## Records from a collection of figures
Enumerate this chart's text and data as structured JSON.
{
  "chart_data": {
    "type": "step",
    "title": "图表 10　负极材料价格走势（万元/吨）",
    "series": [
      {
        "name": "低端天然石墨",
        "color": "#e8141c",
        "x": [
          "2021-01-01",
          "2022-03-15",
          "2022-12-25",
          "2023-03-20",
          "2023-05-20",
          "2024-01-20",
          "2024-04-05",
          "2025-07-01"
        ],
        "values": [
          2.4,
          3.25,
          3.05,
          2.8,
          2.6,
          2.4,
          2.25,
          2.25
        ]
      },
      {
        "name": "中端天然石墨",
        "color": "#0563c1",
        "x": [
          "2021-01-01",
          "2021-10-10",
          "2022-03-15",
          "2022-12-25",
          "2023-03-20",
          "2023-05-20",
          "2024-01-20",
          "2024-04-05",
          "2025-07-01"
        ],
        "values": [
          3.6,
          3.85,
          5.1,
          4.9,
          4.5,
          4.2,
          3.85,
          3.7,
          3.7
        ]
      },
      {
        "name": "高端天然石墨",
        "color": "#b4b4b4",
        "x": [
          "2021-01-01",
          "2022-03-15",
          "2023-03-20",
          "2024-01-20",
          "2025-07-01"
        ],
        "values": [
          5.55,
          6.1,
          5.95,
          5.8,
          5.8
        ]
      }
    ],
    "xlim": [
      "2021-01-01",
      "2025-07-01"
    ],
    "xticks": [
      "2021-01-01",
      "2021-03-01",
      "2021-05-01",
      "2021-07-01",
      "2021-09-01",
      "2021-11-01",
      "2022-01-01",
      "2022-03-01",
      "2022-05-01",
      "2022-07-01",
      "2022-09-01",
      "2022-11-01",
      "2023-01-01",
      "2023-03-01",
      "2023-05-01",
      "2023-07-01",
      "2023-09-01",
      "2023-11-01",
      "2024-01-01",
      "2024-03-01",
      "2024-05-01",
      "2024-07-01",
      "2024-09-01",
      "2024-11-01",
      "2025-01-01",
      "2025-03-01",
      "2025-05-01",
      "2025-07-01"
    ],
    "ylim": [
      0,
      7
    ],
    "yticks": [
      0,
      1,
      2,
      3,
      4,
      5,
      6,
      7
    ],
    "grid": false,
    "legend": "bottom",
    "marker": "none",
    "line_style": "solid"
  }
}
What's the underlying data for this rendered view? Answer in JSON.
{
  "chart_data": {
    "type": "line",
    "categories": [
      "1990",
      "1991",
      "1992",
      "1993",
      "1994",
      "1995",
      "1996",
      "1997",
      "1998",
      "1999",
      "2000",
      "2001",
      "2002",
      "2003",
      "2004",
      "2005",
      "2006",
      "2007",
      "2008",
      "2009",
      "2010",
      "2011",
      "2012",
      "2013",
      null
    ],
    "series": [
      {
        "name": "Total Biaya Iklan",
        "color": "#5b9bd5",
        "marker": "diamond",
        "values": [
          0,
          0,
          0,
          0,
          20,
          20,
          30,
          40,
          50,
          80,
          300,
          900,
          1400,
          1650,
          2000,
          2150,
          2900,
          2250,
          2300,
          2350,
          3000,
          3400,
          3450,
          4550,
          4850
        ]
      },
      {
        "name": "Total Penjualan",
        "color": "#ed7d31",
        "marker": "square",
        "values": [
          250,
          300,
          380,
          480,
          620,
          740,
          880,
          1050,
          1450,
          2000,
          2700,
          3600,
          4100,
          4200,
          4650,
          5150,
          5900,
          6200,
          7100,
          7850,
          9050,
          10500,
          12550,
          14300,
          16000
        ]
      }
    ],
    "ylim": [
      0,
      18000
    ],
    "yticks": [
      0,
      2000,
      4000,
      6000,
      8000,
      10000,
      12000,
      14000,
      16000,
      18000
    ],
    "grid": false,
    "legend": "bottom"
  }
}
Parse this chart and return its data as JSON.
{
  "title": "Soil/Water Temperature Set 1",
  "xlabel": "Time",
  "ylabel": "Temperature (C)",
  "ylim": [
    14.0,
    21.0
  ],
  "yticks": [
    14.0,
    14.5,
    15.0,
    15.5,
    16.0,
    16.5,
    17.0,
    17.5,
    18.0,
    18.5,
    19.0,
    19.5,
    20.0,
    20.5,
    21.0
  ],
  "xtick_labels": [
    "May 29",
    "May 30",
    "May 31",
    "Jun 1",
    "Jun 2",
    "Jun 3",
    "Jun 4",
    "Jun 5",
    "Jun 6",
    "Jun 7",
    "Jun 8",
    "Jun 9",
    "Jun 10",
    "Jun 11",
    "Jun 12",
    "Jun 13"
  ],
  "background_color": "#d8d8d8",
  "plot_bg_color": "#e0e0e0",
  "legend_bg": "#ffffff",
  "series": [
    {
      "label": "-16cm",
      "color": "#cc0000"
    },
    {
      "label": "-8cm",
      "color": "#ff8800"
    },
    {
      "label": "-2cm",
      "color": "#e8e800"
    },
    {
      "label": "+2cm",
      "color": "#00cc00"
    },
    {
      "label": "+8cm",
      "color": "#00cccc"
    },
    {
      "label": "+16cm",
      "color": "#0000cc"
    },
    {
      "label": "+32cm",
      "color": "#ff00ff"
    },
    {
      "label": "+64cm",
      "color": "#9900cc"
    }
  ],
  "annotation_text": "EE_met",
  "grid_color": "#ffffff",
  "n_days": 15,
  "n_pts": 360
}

## EXERCISE INSTRUCTIONS
Repeat all the records. Match each line exactly.

## EXERCISE RESULT
Enumerate this chart's text and data as structured JSON.
{
  "chart_data": {
    "type": "step",
    "title": "图表 10　负极材料价格走势（万元/吨）",
    "series": [
      {
        "name": "低端天然石墨",
        "color": "#e8141c",
        "x": [
          "2021-01-01",
          "2022-03-15",
          "2022-12-25",
          "2023-03-20",
          "2023-05-20",
          "2024-01-20",
          "2024-04-05",
          "2025-07-01"
        ],
        "values": [
          2.4,
          3.25,
          3.05,
          2.8,
          2.6,
          2.4,
          2.25,
          2.25
        ]
      },
      {
        "name": "中端天然石墨",
        "color": "#0563c1",
        "x": [
          "2021-01-01",
          "2021-10-10",
          "2022-03-15",
          "2022-12-25",
          "2023-03-20",
          "2023-05-20",
          "2024-01-20",
          "2024-04-05",
          "2025-07-01"
        ],
        "values": [
          3.6,
          3.85,
          5.1,
          4.9,
          4.5,
          4.2,
          3.85,
          3.7,
          3.7
        ]
      },
      {
        "name": "高端天然石墨",
        "color": "#b4b4b4",
        "x": [
          "2021-01-01",
          "2022-03-15",
          "2023-03-20",
          "2024-01-20",
          "2025-07-01"
        ],
        "values": [
          5.55,
          6.1,
          5.95,
          5.8,
          5.8
        ]
      }
    ],
    "xlim": [
      "2021-01-01",
      "2025-07-01"
    ],
    "xticks": [
      "2021-01-01",
      "2021-03-01",
      "2021-05-01",
      "2021-07-01",
      "2021-09-01",
      "2021-11-01",
      "2022-01-01",
      "2022-03-01",
      "2022-05-01",
      "2022-07-01",
      "2022-09-01",
      "2022-11-01",
      "2023-01-01",
      "2023-03-01",
      "2023-05-01",
      "2023-07-01",
      "2023-09-01",
      "2023-11-01",
      "2024-01-01",
      "2024-03-01",
      "2024-05-01",
      "2024-07-01",
      "2024-09-01",
      "2024-11-01",
      "2025-01-01",
      "2025-03-01",
      "2025-05-01",
      "2025-07-01"
    ],
    "ylim": [
      0,
      7
    ],
    "yticks": [
      0,
      1,
      2,
      3,
      4,
      5,
      6,
      7
    ],
    "grid": false,
    "legend": "bottom",
    "marker": "none",
    "line_style": "solid"
  }
}
What's the underlying data for this rendered view? Answer in JSON.
{
  "chart_data": {
    "type": "line",
    "categories": [
      "1990",
      "1991",
      "1992",
      "1993",
      "1994",
      "1995",
      "1996",
      "1997",
      "1998",
      "1999",
      "2000",
      "2001",
      "2002",
      "2003",
      "2004",
      "2005",
      "2006",
      "2007",
      "2008",
      "2009",
      "2010",
      "2011",
      "2012",
      "2013",
      null
    ],
    "series": [
      {
        "name": "Total Biaya Iklan",
        "color": "#5b9bd5",
        "marker": "diamond",
        "values": [
          0,
          0,
          0,
          0,
          20,
          20,
          30,
          40,
          50,
          80,
          300,
          900,
          1400,
          1650,
          2000,
          2150,
          2900,
          2250,
          2300,
          2350,
          3000,
          3400,
          3450,
          4550,
          4850
        ]
      },
      {
        "name": "Total Penjualan",
        "color": "#ed7d31",
        "marker": "square",
        "values": [
          250,
          300,
          380,
          480,
          620,
          740,
          880,
          1050,
          1450,
          2000,
          2700,
          3600,
          4100,
          4200,
          4650,
          5150,
          5900,
          6200,
          7100,
          7850,
          9050,
          10500,
          12550,
          14300,
          16000
        ]
      }
    ],
    "ylim": [
      0,
      18000
    ],
    "yticks": [
      0,
      2000,
      4000,
      6000,
      8000,
      10000,
      12000,
      14000,
      16000,
      18000
    ],
    "grid": false,
    "legend": "bottom"
  }
}
Parse this chart and return its data as JSON.
{
  "title": "Soil/Water Temperature Set 1",
  "xlabel": "Time",
  "ylabel": "Temperature (C)",
  "ylim": [
    14.0,
    21.0
  ],
  "yticks": [
    14.0,
    14.5,
    15.0,
    15.5,
    16.0,
    16.5,
    17.0,
    17.5,
    18.0,
    18.5,
    19.0,
    19.5,
    20.0,
    20.5,
    21.0
  ],
  "xtick_labels": [
    "May 29",
    "May 30",
    "May 31",
    "Jun 1",
    "Jun 2",
    "Jun 3",
    "Jun 4",
    "Jun 5",
    "Jun 6",
    "Jun 7",
    "Jun 8",
    "Jun 9",
    "Jun 10",
    "Jun 11",
    "Jun 12",
    "Jun 13"
  ],
  "background_color": "#d8d8d8",
  "plot_bg_color": "#e0e0e0",
  "legend_bg": "#ffffff",
  "series": [
    {
      "label": "-16cm",
      "color": "#cc0000"
    },
    {
      "label": "-8cm",
      "color": "#ff8800"
    },
    {
      "label": "-2cm",
      "color": "#e8e800"
    },
    {
      "label": "+2cm",
      "color": "#00cc00"
    },
    {
      "label": "+8cm",
      "color": "#00cccc"
    },
    {
      "label": "+16cm",
      "color": "#0000cc"
    },
    {
      "label": "+32cm",
      "color": "#ff00ff"
    },
    {
      "label": "+64cm",
      "color": "#9900cc"
    }
  ],
  "annotation_text": "EE_met",
  "grid_color": "#ffffff",
  "n_days": 15,
  "n_pts": 360
}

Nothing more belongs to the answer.